# Task to carry out
Leaving out all images, write out the records that follow exactly.

Start Provided records

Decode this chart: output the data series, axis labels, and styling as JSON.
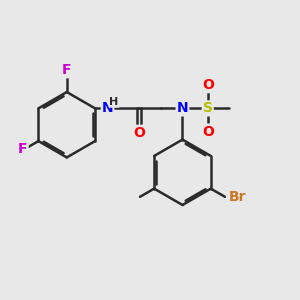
{
  "bg_color": "#e8e8e8",
  "bond_color": "#2a2a2a",
  "bond_width": 1.8,
  "atom_colors": {
    "F": "#cc00cc",
    "N": "#0000ff",
    "O": "#ff0000",
    "S": "#bbbb00",
    "Br": "#cc7722",
    "C": "#2a2a2a",
    "H": "#2a2a2a"
  },
  "font_size_atom": 10,
  "font_size_small": 8
}
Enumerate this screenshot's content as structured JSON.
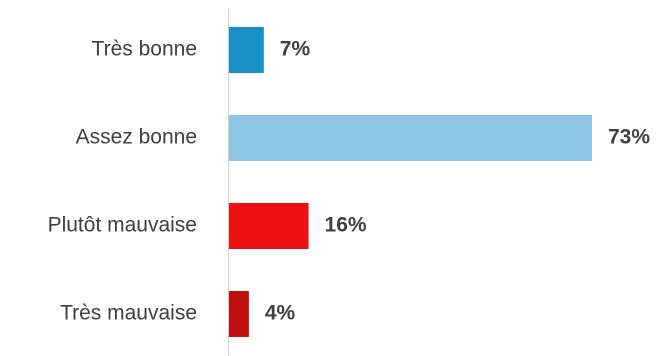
{
  "chart_data": {
    "type": "bar",
    "orientation": "horizontal",
    "categories": [
      "Très bonne",
      "Assez bonne",
      "Plutôt mauvaise",
      "Très mauvaise"
    ],
    "values": [
      7,
      73,
      16,
      4
    ],
    "value_labels": [
      "7%",
      "73%",
      "16%",
      "4%"
    ],
    "colors": [
      "#1a8fc8",
      "#8ec6e6",
      "#ee1111",
      "#c00f0f"
    ],
    "axis_color": "#d0d0d0",
    "xlim": [
      0,
      73
    ],
    "title": "",
    "xlabel": "",
    "ylabel": "",
    "grid": false,
    "legend": "none"
  }
}
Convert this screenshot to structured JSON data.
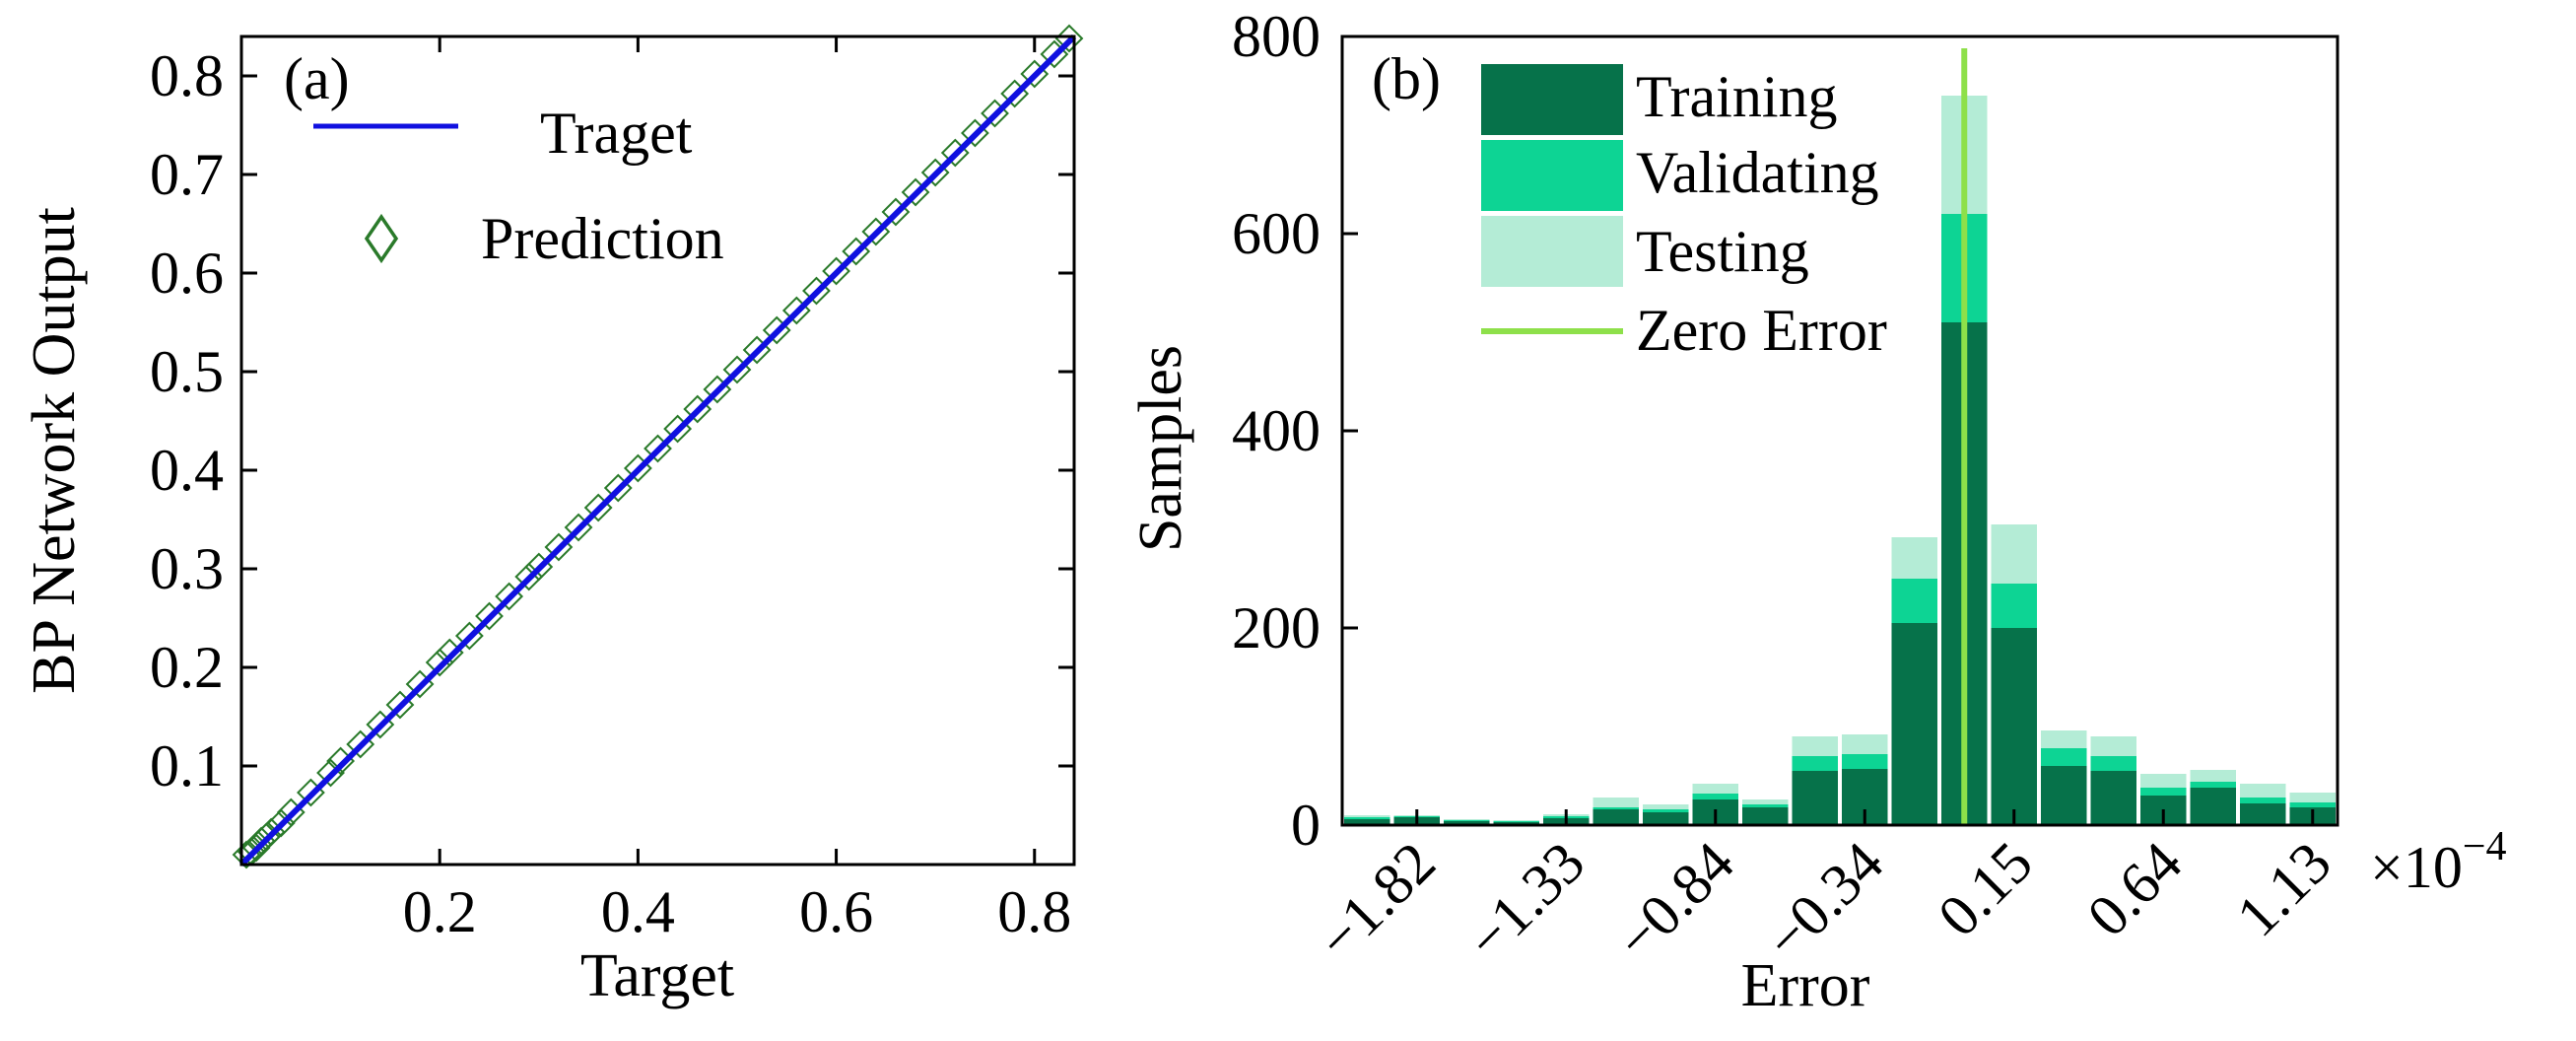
{
  "chart_data": [
    {
      "type": "scatter",
      "panel_label": "(a)",
      "xlabel": "Target",
      "ylabel": "BP Network Output",
      "xlim": [
        0.0,
        0.84
      ],
      "ylim": [
        0.0,
        0.84
      ],
      "xticks": [
        0.2,
        0.4,
        0.6,
        0.8
      ],
      "xtick_labels": [
        "0.2",
        "0.4",
        "0.6",
        "0.8"
      ],
      "yticks": [
        0.1,
        0.2,
        0.3,
        0.4,
        0.5,
        0.6,
        0.7,
        0.8
      ],
      "ytick_labels": [
        "0.1",
        "0.2",
        "0.3",
        "0.4",
        "0.5",
        "0.6",
        "0.7",
        "0.8"
      ],
      "legend_position": "top-left",
      "series": [
        {
          "name": "Traget",
          "kind": "line",
          "color": "#1010e0",
          "x": [
            0.0,
            0.84
          ],
          "y": [
            0.0,
            0.84
          ]
        },
        {
          "name": "Prediction",
          "kind": "scatter",
          "marker": "diamond",
          "color": "#2a7a2a",
          "x": [
            0.005,
            0.01,
            0.015,
            0.02,
            0.025,
            0.03,
            0.04,
            0.05,
            0.07,
            0.09,
            0.1,
            0.12,
            0.14,
            0.16,
            0.18,
            0.2,
            0.21,
            0.23,
            0.25,
            0.27,
            0.29,
            0.3,
            0.32,
            0.34,
            0.36,
            0.38,
            0.4,
            0.42,
            0.44,
            0.46,
            0.48,
            0.5,
            0.52,
            0.54,
            0.56,
            0.58,
            0.6,
            0.62,
            0.64,
            0.66,
            0.68,
            0.7,
            0.72,
            0.74,
            0.76,
            0.78,
            0.8,
            0.82,
            0.835
          ],
          "y": [
            0.01,
            0.013,
            0.017,
            0.024,
            0.028,
            0.033,
            0.042,
            0.053,
            0.073,
            0.093,
            0.105,
            0.122,
            0.142,
            0.162,
            0.183,
            0.205,
            0.215,
            0.232,
            0.252,
            0.272,
            0.292,
            0.302,
            0.322,
            0.342,
            0.362,
            0.382,
            0.402,
            0.422,
            0.442,
            0.462,
            0.482,
            0.502,
            0.522,
            0.542,
            0.562,
            0.582,
            0.602,
            0.622,
            0.642,
            0.662,
            0.682,
            0.702,
            0.722,
            0.742,
            0.762,
            0.782,
            0.802,
            0.822,
            0.838
          ]
        }
      ]
    },
    {
      "type": "bar",
      "stacked": true,
      "panel_label": "(b)",
      "xlabel": "Error",
      "ylabel": "Samples",
      "x_multiplier_base": "×10",
      "x_multiplier_exp": "−4",
      "ylim": [
        0,
        800
      ],
      "yticks": [
        0,
        200,
        400,
        600,
        800
      ],
      "ytick_labels": [
        "0",
        "200",
        "400",
        "600",
        "800"
      ],
      "xlim_bins": [
        0,
        20
      ],
      "xtick_positions": [
        1.5,
        4.5,
        7.5,
        10.5,
        13.5,
        16.5,
        19.5
      ],
      "xtick_labels": [
        "−1.82",
        "−1.33",
        "−0.84",
        "−0.34",
        "0.15",
        "0.64",
        "1.13"
      ],
      "zero_error_bin_position": 12.5,
      "legend_position": "top-left",
      "colors": {
        "training": "#06724a",
        "validating": "#0dd494",
        "testing": "#b4ecd6",
        "zero_error": "#8ee04a"
      },
      "series": [
        {
          "name": "Training",
          "values": [
            6,
            8,
            4,
            3,
            7,
            16,
            13,
            26,
            18,
            55,
            57,
            205,
            510,
            200,
            60,
            55,
            30,
            38,
            22,
            18
          ]
        },
        {
          "name": "Validating",
          "values": [
            2,
            1,
            1,
            1,
            2,
            2,
            3,
            6,
            3,
            15,
            15,
            45,
            110,
            45,
            18,
            15,
            8,
            6,
            6,
            5
          ]
        },
        {
          "name": "Testing",
          "values": [
            2,
            1,
            1,
            1,
            2,
            10,
            5,
            10,
            5,
            20,
            20,
            42,
            120,
            60,
            18,
            20,
            14,
            12,
            14,
            10
          ]
        }
      ],
      "zero_error_label": "Zero Error"
    }
  ]
}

End Provided records

# Written reply
Decode this chart: output the data series, axis labels, and styling as JSON.
{
  "bg_color": "#e8e8e8",
  "bond_color": "#2a2a2a",
  "bond_width": 1.8,
  "atom_colors": {
    "F": "#cc00cc",
    "N": "#0000ff",
    "O": "#ff0000",
    "S": "#bbbb00",
    "Br": "#cc7722",
    "C": "#2a2a2a",
    "H": "#2a2a2a"
  },
  "font_size_atom": 10,
  "font_size_small": 8
}
Enumerate this screenshot's content as structured JSON.
{
  "chart_data": {
    "type": "bar",
    "orientation": "horizontal",
    "categories": [
      "Très bonne",
      "Assez bonne",
      "Plutôt mauvaise",
      "Très mauvaise"
    ],
    "values": [
      7,
      73,
      16,
      4
    ],
    "value_labels": [
      "7%",
      "73%",
      "16%",
      "4%"
    ],
    "colors": [
      "#1a8fc8",
      "#8ec6e6",
      "#ee1111",
      "#c00f0f"
    ],
    "axis_color": "#d0d0d0",
    "xlim": [
      0,
      73
    ],
    "title": "",
    "xlabel": "",
    "ylabel": "",
    "grid": false,
    "legend": "none"
  }
}
Convert this screenshot to structured JSON data.
{
  "chart_data": [
    {
      "type": "scatter",
      "panel_label": "(a)",
      "xlabel": "Target",
      "ylabel": "BP Network Output",
      "xlim": [
        0.0,
        0.84
      ],
      "ylim": [
        0.0,
        0.84
      ],
      "xticks": [
        0.2,
        0.4,
        0.6,
        0.8
      ],
      "xtick_labels": [
        "0.2",
        "0.4",
        "0.6",
        "0.8"
      ],
      "yticks": [
        0.1,
        0.2,
        0.3,
        0.4,
        0.5,
        0.6,
        0.7,
        0.8
      ],
      "ytick_labels": [
        "0.1",
        "0.2",
        "0.3",
        "0.4",
        "0.5",
        "0.6",
        "0.7",
        "0.8"
      ],
      "legend_position": "top-left",
      "series": [
        {
          "name": "Traget",
          "kind": "line",
          "color": "#1010e0",
          "x": [
            0.0,
            0.84
          ],
          "y": [
            0.0,
            0.84
          ]
        },
        {
          "name": "Prediction",
          "kind": "scatter",
          "marker": "diamond",
          "color": "#2a7a2a",
          "x": [
            0.005,
            0.01,
            0.015,
            0.02,
            0.025,
            0.03,
            0.04,
            0.05,
            0.07,
            0.09,
            0.1,
            0.12,
            0.14,
            0.16,
            0.18,
            0.2,
            0.21,
            0.23,
            0.25,
            0.27,
            0.29,
            0.3,
            0.32,
            0.34,
            0.36,
            0.38,
            0.4,
            0.42,
            0.44,
            0.46,
            0.48,
            0.5,
            0.52,
            0.54,
            0.56,
            0.58,
            0.6,
            0.62,
            0.64,
            0.66,
            0.68,
            0.7,
            0.72,
            0.74,
            0.76,
            0.78,
            0.8,
            0.82,
            0.835
          ],
          "y": [
            0.01,
            0.013,
            0.017,
            0.024,
            0.028,
            0.033,
            0.042,
            0.053,
            0.073,
            0.093,
            0.105,
            0.122,
            0.142,
            0.162,
            0.183,
            0.205,
            0.215,
            0.232,
            0.252,
            0.272,
            0.292,
            0.302,
            0.322,
            0.342,
            0.362,
            0.382,
            0.402,
            0.422,
            0.442,
            0.462,
            0.482,
            0.502,
            0.522,
            0.542,
            0.562,
            0.582,
            0.602,
            0.622,
            0.642,
            0.662,
            0.682,
            0.702,
            0.722,
            0.742,
            0.762,
            0.782,
            0.802,
            0.822,
            0.838
          ]
        }
      ]
    },
    {
      "type": "bar",
      "stacked": true,
      "panel_label": "(b)",
      "xlabel": "Error",
      "ylabel": "Samples",
      "x_multiplier_base": "×10",
      "x_multiplier_exp": "−4",
      "ylim": [
        0,
        800
      ],
      "yticks": [
        0,
        200,
        400,
        600,
        800
      ],
      "ytick_labels": [
        "0",
        "200",
        "400",
        "600",
        "800"
      ],
      "xlim_bins": [
        0,
        20
      ],
      "xtick_positions": [
        1.5,
        4.5,
        7.5,
        10.5,
        13.5,
        16.5,
        19.5
      ],
      "xtick_labels": [
        "−1.82",
        "−1.33",
        "−0.84",
        "−0.34",
        "0.15",
        "0.64",
        "1.13"
      ],
      "zero_error_bin_position": 12.5,
      "legend_position": "top-left",
      "colors": {
        "training": "#06724a",
        "validating": "#0dd494",
        "testing": "#b4ecd6",
        "zero_error": "#8ee04a"
      },
      "series": [
        {
          "name": "Training",
          "values": [
            6,
            8,
            4,
            3,
            7,
            16,
            13,
            26,
            18,
            55,
            57,
            205,
            510,
            200,
            60,
            55,
            30,
            38,
            22,
            18
          ]
        },
        {
          "name": "Validating",
          "values": [
            2,
            1,
            1,
            1,
            2,
            2,
            3,
            6,
            3,
            15,
            15,
            45,
            110,
            45,
            18,
            15,
            8,
            6,
            6,
            5
          ]
        },
        {
          "name": "Testing",
          "values": [
            2,
            1,
            1,
            1,
            2,
            10,
            5,
            10,
            5,
            20,
            20,
            42,
            120,
            60,
            18,
            20,
            14,
            12,
            14,
            10
          ]
        }
      ],
      "zero_error_label": "Zero Error"
    }
  ]
}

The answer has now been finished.